--- BEGIN Data rows ---

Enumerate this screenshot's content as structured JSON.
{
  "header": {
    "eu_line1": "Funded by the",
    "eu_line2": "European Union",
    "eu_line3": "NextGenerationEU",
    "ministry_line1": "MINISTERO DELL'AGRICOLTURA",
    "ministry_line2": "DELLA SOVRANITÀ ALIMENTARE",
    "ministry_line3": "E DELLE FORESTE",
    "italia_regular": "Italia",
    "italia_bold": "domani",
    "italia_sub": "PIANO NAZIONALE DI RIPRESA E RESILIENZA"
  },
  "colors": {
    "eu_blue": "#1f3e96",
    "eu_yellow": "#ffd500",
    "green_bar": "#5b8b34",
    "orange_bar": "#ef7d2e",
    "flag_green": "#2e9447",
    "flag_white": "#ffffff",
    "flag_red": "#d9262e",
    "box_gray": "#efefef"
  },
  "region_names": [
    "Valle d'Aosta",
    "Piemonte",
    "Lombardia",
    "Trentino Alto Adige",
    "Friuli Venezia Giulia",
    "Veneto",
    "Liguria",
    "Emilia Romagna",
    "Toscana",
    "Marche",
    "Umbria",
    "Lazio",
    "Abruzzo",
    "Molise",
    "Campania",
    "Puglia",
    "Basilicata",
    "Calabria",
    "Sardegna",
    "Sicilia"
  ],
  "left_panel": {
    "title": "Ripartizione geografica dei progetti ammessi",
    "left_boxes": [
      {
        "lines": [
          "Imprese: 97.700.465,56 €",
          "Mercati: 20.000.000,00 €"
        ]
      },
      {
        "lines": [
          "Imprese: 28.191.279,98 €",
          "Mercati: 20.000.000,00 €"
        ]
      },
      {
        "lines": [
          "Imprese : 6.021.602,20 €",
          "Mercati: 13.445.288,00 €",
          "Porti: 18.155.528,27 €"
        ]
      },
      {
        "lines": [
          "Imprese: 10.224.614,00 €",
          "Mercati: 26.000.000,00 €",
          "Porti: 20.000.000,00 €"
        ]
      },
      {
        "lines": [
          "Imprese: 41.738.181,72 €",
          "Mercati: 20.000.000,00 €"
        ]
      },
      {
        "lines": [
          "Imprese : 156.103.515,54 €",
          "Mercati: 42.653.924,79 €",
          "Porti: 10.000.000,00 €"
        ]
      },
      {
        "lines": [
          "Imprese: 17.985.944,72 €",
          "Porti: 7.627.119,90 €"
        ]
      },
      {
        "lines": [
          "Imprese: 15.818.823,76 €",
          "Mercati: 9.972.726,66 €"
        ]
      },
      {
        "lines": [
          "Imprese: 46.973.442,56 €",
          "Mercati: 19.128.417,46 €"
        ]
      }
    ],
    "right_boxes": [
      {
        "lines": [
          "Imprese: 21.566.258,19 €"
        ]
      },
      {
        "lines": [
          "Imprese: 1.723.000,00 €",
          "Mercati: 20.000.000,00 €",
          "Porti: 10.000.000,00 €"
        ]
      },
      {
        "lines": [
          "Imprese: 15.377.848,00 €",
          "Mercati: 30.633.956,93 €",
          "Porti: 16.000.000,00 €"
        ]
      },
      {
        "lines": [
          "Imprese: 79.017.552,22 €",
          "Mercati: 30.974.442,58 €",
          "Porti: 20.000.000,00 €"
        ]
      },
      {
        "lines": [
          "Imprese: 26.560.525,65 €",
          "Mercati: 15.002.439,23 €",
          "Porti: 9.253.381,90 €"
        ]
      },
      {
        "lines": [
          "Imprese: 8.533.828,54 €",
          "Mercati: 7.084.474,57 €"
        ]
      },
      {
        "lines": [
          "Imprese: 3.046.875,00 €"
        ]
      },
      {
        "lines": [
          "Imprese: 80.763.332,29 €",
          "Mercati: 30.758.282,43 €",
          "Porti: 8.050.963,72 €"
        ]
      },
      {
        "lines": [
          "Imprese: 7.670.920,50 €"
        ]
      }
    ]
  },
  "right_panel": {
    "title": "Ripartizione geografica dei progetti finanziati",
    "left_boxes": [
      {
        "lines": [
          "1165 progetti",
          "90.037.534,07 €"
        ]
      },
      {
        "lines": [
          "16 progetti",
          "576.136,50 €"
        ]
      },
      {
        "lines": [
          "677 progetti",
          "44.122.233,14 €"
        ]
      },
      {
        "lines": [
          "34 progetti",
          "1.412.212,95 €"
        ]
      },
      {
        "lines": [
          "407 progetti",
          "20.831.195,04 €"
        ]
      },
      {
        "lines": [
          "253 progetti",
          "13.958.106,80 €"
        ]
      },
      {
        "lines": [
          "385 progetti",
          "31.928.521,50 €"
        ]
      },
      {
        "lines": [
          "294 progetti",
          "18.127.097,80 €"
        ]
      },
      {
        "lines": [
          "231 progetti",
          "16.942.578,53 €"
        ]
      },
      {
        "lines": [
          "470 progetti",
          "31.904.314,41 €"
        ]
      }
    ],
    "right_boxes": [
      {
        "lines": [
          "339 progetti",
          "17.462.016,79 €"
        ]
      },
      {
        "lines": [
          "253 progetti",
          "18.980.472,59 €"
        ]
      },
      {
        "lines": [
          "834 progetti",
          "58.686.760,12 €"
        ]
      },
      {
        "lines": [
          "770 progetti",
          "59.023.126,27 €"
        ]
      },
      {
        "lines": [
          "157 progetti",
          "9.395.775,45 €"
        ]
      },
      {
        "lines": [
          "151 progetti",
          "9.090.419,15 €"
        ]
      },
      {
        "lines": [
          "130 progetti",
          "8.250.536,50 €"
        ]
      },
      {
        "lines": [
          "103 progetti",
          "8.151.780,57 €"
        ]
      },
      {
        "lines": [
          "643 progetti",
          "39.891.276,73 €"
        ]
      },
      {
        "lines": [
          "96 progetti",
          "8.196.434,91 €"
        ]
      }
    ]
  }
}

--- END Data rows ---

Challenge
All of the data must be returned exactly.

Solution for this exercise
Enumerate this screenshot's content as structured JSON.
{
  "header": {
    "eu_line1": "Funded by the",
    "eu_line2": "European Union",
    "eu_line3": "NextGenerationEU",
    "ministry_line1": "MINISTERO DELL'AGRICOLTURA",
    "ministry_line2": "DELLA SOVRANITÀ ALIMENTARE",
    "ministry_line3": "E DELLE FORESTE",
    "italia_regular": "Italia",
    "italia_bold": "domani",
    "italia_sub": "PIANO NAZIONALE DI RIPRESA E RESILIENZA"
  },
  "colors": {
    "eu_blue": "#1f3e96",
    "eu_yellow": "#ffd500",
    "green_bar": "#5b8b34",
    "orange_bar": "#ef7d2e",
    "flag_green": "#2e9447",
    "flag_white": "#ffffff",
    "flag_red": "#d9262e",
    "box_gray": "#efefef"
  },
  "region_names": [
    "Valle d'Aosta",
    "Piemonte",
    "Lombardia",
    "Trentino Alto Adige",
    "Friuli Venezia Giulia",
    "Veneto",
    "Liguria",
    "Emilia Romagna",
    "Toscana",
    "Marche",
    "Umbria",
    "Lazio",
    "Abruzzo",
    "Molise",
    "Campania",
    "Puglia",
    "Basilicata",
    "Calabria",
    "Sardegna",
    "Sicilia"
  ],
  "left_panel": {
    "title": "Ripartizione geografica dei progetti ammessi",
    "left_boxes": [
      {
        "lines": [
          "Imprese: 97.700.465,56 €",
          "Mercati: 20.000.000,00 €"
        ]
      },
      {
        "lines": [
          "Imprese: 28.191.279,98 €",
          "Mercati: 20.000.000,00 €"
        ]
      },
      {
        "lines": [
          "Imprese : 6.021.602,20 €",
          "Mercati: 13.445.288,00 €",
          "Porti: 18.155.528,27 €"
        ]
      },
      {
        "lines": [
          "Imprese: 10.224.614,00 €",
          "Mercati: 26.000.000,00 €",
          "Porti: 20.000.000,00 €"
        ]
      },
      {
        "lines": [
          "Imprese: 41.738.181,72 €",
          "Mercati: 20.000.000,00 €"
        ]
      },
      {
        "lines": [
          "Imprese : 156.103.515,54 €",
          "Mercati: 42.653.924,79 €",
          "Porti: 10.000.000,00 €"
        ]
      },
      {
        "lines": [
          "Imprese: 17.985.944,72 €",
          "Porti: 7.627.119,90 €"
        ]
      },
      {
        "lines": [
          "Imprese: 15.818.823,76 €",
          "Mercati: 9.972.726,66 €"
        ]
      },
      {
        "lines": [
          "Imprese: 46.973.442,56 €",
          "Mercati: 19.128.417,46 €"
        ]
      }
    ],
    "right_boxes": [
      {
        "lines": [
          "Imprese: 21.566.258,19 €"
        ]
      },
      {
        "lines": [
          "Imprese: 1.723.000,00 €",
          "Mercati: 20.000.000,00 €",
          "Porti: 10.000.000,00 €"
        ]
      },
      {
        "lines": [
          "Imprese: 15.377.848,00 €",
          "Mercati: 30.633.956,93 €",
          "Porti: 16.000.000,00 €"
        ]
      },
      {
        "lines": [
          "Imprese: 79.017.552,22 €",
          "Mercati: 30.974.442,58 €",
          "Porti: 20.000.000,00 €"
        ]
      },
      {
        "lines": [
          "Imprese: 26.560.525,65 €",
          "Mercati: 15.002.439,23 €",
          "Porti: 9.253.381,90 €"
        ]
      },
      {
        "lines": [
          "Imprese: 8.533.828,54 €",
          "Mercati: 7.084.474,57 €"
        ]
      },
      {
        "lines": [
          "Imprese: 3.046.875,00 €"
        ]
      },
      {
        "lines": [
          "Imprese: 80.763.332,29 €",
          "Mercati: 30.758.282,43 €",
          "Porti: 8.050.963,72 €"
        ]
      },
      {
        "lines": [
          "Imprese: 7.670.920,50 €"
        ]
      }
    ]
  },
  "right_panel": {
    "title": "Ripartizione geografica dei progetti finanziati",
    "left_boxes": [
      {
        "lines": [
          "1165 progetti",
          "90.037.534,07 €"
        ]
      },
      {
        "lines": [
          "16 progetti",
          "576.136,50 €"
        ]
      },
      {
        "lines": [
          "677 progetti",
          "44.122.233,14 €"
        ]
      },
      {
        "lines": [
          "34 progetti",
          "1.412.212,95 €"
        ]
      },
      {
        "lines": [
          "407 progetti",
          "20.831.195,04 €"
        ]
      },
      {
        "lines": [
          "253 progetti",
          "13.958.106,80 €"
        ]
      },
      {
        "lines": [
          "385 progetti",
          "31.928.521,50 €"
        ]
      },
      {
        "lines": [
          "294 progetti",
          "18.127.097,80 €"
        ]
      },
      {
        "lines": [
          "231 progetti",
          "16.942.578,53 €"
        ]
      },
      {
        "lines": [
          "470 progetti",
          "31.904.314,41 €"
        ]
      }
    ],
    "right_boxes": [
      {
        "lines": [
          "339 progetti",
          "17.462.016,79 €"
        ]
      },
      {
        "lines": [
          "253 progetti",
          "18.980.472,59 €"
        ]
      },
      {
        "lines": [
          "834 progetti",
          "58.686.760,12 €"
        ]
      },
      {
        "lines": [
          "770 progetti",
          "59.023.126,27 €"
        ]
      },
      {
        "lines": [
          "157 progetti",
          "9.395.775,45 €"
        ]
      },
      {
        "lines": [
          "151 progetti",
          "9.090.419,15 €"
        ]
      },
      {
        "lines": [
          "130 progetti",
          "8.250.536,50 €"
        ]
      },
      {
        "lines": [
          "103 progetti",
          "8.151.780,57 €"
        ]
      },
      {
        "lines": [
          "643 progetti",
          "39.891.276,73 €"
        ]
      },
      {
        "lines": [
          "96 progetti",
          "8.196.434,91 €"
        ]
      }
    ]
  }
}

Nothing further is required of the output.